# start of Provided information

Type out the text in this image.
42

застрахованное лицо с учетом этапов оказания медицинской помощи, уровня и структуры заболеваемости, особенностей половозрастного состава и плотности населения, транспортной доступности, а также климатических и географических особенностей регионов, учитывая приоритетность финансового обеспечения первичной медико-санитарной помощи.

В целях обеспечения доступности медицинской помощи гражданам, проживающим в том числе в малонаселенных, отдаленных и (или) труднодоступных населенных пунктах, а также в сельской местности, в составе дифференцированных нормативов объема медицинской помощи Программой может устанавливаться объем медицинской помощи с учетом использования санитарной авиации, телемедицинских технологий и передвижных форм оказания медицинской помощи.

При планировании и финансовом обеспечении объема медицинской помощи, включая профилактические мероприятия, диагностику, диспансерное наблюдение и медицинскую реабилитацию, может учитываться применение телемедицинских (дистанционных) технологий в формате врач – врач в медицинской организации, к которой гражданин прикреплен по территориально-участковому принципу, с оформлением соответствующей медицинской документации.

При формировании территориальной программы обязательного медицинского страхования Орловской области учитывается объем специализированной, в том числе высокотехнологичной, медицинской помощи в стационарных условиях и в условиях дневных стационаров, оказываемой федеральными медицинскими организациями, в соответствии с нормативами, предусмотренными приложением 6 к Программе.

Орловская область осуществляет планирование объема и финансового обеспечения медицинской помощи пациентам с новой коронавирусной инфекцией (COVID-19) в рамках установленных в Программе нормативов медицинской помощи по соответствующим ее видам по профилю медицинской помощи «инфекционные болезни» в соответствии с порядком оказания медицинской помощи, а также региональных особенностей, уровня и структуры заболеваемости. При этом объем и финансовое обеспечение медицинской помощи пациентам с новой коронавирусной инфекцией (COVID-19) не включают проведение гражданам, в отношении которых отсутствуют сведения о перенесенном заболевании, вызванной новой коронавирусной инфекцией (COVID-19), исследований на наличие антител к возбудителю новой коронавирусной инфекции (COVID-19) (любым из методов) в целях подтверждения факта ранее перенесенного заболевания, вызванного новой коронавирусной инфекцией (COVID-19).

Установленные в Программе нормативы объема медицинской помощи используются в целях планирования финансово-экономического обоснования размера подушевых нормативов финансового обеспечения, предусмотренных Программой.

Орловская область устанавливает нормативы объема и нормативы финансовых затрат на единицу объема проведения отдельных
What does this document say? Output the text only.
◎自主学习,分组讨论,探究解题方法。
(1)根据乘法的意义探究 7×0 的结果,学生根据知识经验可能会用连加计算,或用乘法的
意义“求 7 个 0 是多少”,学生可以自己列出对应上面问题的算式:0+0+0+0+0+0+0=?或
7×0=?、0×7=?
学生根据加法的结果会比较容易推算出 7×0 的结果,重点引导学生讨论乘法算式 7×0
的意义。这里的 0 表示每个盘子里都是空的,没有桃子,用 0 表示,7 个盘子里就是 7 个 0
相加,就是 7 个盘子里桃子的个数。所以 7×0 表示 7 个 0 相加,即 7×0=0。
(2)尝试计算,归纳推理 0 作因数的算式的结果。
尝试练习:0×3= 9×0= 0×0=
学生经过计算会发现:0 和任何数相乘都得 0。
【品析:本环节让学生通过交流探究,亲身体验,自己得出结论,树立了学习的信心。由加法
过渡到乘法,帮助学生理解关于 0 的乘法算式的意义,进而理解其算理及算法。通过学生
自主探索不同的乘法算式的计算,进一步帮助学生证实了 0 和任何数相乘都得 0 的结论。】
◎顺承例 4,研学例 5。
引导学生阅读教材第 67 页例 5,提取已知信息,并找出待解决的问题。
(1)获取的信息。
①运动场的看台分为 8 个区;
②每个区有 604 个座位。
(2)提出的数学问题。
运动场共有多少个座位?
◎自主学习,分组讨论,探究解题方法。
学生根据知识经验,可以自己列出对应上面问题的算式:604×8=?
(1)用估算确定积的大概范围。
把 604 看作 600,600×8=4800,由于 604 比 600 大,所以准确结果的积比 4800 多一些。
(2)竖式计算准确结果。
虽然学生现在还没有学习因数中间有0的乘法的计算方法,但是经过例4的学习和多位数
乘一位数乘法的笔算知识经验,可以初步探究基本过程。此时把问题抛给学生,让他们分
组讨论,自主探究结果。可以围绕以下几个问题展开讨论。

# end of Provided information

The records above are to be repeated exactly, in their entirety.

Written response:
Type out the text in this image.
42

застрахованное лицо с учетом этапов оказания медицинской помощи, уровня и структуры заболеваемости, особенностей половозрастного состава и плотности населения, транспортной доступности, а также климатических и географических особенностей регионов, учитывая приоритетность финансового обеспечения первичной медико-санитарной помощи.

В целях обеспечения доступности медицинской помощи гражданам, проживающим в том числе в малонаселенных, отдаленных и (или) труднодоступных населенных пунктах, а также в сельской местности, в составе дифференцированных нормативов объема медицинской помощи Программой может устанавливаться объем медицинской помощи с учетом использования санитарной авиации, телемедицинских технологий и передвижных форм оказания медицинской помощи.

При планировании и финансовом обеспечении объема медицинской помощи, включая профилактические мероприятия, диагностику, диспансерное наблюдение и медицинскую реабилитацию, может учитываться применение телемедицинских (дистанционных) технологий в формате врач – врач в медицинской организации, к которой гражданин прикреплен по территориально-участковому принципу, с оформлением соответствующей медицинской документации.

При формировании территориальной программы обязательного медицинского страхования Орловской области учитывается объем специализированной, в том числе высокотехнологичной, медицинской помощи в стационарных условиях и в условиях дневных стационаров, оказываемой федеральными медицинскими организациями, в соответствии с нормативами, предусмотренными приложением 6 к Программе.

Орловская область осуществляет планирование объема и финансового обеспечения медицинской помощи пациентам с новой коронавирусной инфекцией (COVID-19) в рамках установленных в Программе нормативов медицинской помощи по соответствующим ее видам по профилю медицинской помощи «инфекционные болезни» в соответствии с порядком оказания медицинской помощи, а также региональных особенностей, уровня и структуры заболеваемости. При этом объем и финансовое обеспечение медицинской помощи пациентам с новой коронавирусной инфекцией (COVID-19) не включают проведение гражданам, в отношении которых отсутствуют сведения о перенесенном заболевании, вызванной новой коронавирусной инфекцией (COVID-19), исследований на наличие антител к возбудителю новой коронавирусной инфекции (COVID-19) (любым из методов) в целях подтверждения факта ранее перенесенного заболевания, вызванного новой коронавирусной инфекцией (COVID-19).

Установленные в Программе нормативы объема медицинской помощи используются в целях планирования финансово-экономического обоснования размера подушевых нормативов финансового обеспечения, предусмотренных Программой.

Орловская область устанавливает нормативы объема и нормативы финансовых затрат на единицу объема проведения отдельных
What does this document say? Output the text only.
◎自主学习,分组讨论,探究解题方法。
(1)根据乘法的意义探究 7×0 的结果,学生根据知识经验可能会用连加计算,或用乘法的
意义“求 7 个 0 是多少”,学生可以自己列出对应上面问题的算式:0+0+0+0+0+0+0=?或
7×0=?、0×7=?
学生根据加法的结果会比较容易推算出 7×0 的结果,重点引导学生讨论乘法算式 7×0
的意义。这里的 0 表示每个盘子里都是空的,没有桃子,用 0 表示,7 个盘子里就是 7 个 0
相加,就是 7 个盘子里桃子的个数。所以 7×0 表示 7 个 0 相加,即 7×0=0。
(2)尝试计算,归纳推理 0 作因数的算式的结果。
尝试练习:0×3= 9×0= 0×0=
学生经过计算会发现:0 和任何数相乘都得 0。
【品析:本环节让学生通过交流探究,亲身体验,自己得出结论,树立了学习的信心。由加法
过渡到乘法,帮助学生理解关于 0 的乘法算式的意义,进而理解其算理及算法。通过学生
自主探索不同的乘法算式的计算,进一步帮助学生证实了 0 和任何数相乘都得 0 的结论。】
◎顺承例 4,研学例 5。
引导学生阅读教材第 67 页例 5,提取已知信息,并找出待解决的问题。
(1)获取的信息。
①运动场的看台分为 8 个区;
②每个区有 604 个座位。
(2)提出的数学问题。
运动场共有多少个座位?
◎自主学习,分组讨论,探究解题方法。
学生根据知识经验,可以自己列出对应上面问题的算式:604×8=?
(1)用估算确定积的大概范围。
把 604 看作 600,600×8=4800,由于 604 比 600 大,所以准确结果的积比 4800 多一些。
(2)竖式计算准确结果。
虽然学生现在还没有学习因数中间有0的乘法的计算方法,但是经过例4的学习和多位数
乘一位数乘法的笔算知识经验,可以初步探究基本过程。此时把问题抛给学生,让他们分
组讨论,自主探究结果。可以围绕以下几个问题展开讨论。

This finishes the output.